Stored records:

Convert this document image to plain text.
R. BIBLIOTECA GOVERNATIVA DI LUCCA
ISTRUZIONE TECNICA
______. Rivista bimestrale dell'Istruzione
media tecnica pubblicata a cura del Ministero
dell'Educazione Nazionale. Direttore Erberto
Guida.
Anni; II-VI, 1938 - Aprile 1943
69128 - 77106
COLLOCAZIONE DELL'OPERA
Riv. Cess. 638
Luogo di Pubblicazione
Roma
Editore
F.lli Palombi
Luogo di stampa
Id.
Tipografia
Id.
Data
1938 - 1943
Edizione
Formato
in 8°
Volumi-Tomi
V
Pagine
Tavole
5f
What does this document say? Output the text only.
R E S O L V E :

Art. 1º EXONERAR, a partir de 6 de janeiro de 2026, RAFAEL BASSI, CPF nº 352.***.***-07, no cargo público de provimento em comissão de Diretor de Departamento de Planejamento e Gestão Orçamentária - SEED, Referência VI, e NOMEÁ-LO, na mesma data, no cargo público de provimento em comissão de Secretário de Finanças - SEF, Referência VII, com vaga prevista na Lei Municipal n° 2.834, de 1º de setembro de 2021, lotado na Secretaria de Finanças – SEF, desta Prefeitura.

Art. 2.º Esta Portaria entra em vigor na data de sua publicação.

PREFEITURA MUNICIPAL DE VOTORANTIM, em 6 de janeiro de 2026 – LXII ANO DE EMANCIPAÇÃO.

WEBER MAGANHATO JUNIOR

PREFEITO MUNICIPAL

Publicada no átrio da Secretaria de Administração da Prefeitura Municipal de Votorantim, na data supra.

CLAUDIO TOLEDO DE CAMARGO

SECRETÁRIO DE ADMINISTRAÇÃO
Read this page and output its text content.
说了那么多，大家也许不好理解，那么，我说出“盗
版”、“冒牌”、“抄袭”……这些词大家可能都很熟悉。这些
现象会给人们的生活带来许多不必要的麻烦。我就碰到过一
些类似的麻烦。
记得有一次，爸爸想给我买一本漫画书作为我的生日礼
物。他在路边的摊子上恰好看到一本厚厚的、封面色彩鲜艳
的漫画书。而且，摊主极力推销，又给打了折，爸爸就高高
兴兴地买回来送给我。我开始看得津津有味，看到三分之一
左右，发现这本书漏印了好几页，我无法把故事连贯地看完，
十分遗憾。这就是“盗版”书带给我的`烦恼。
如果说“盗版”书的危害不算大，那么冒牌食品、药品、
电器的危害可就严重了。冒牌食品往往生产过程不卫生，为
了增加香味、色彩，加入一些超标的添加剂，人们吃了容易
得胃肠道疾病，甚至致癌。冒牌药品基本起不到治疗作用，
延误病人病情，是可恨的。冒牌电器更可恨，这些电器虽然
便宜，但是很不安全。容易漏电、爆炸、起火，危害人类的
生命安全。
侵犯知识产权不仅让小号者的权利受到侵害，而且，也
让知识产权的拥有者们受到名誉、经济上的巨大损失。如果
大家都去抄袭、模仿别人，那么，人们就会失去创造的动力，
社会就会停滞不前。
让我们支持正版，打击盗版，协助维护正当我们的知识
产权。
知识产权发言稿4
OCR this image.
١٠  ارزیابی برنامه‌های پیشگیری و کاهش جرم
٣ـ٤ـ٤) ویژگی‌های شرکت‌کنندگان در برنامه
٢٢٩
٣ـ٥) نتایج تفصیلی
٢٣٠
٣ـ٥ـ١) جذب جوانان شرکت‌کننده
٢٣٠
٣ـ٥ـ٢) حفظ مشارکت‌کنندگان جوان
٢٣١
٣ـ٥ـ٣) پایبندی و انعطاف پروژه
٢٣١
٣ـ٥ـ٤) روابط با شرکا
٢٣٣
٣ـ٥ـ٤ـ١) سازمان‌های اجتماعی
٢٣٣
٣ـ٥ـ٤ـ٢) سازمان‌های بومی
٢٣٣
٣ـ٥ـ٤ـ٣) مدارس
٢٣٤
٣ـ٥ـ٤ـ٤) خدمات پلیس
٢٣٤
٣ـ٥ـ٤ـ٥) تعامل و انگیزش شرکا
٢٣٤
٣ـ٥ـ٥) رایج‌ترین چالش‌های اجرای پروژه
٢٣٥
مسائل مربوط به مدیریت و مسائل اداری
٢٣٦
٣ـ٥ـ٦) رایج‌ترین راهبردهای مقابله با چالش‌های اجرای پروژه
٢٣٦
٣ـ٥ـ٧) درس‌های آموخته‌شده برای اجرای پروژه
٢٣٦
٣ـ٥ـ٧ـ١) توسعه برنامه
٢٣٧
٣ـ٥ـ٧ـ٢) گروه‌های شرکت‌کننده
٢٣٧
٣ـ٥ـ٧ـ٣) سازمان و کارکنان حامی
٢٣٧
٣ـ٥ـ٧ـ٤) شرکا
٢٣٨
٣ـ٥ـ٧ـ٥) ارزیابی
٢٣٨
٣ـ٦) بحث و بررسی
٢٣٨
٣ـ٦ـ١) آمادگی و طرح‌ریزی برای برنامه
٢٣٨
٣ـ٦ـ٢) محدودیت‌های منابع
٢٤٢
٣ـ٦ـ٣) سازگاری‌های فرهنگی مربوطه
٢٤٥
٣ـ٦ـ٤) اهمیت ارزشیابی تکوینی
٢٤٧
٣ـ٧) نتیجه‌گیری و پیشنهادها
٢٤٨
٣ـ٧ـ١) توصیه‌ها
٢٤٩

Work required: Give nothing but the count of lines in the listing above that hold the string "برنامه".

Completed exercise: 4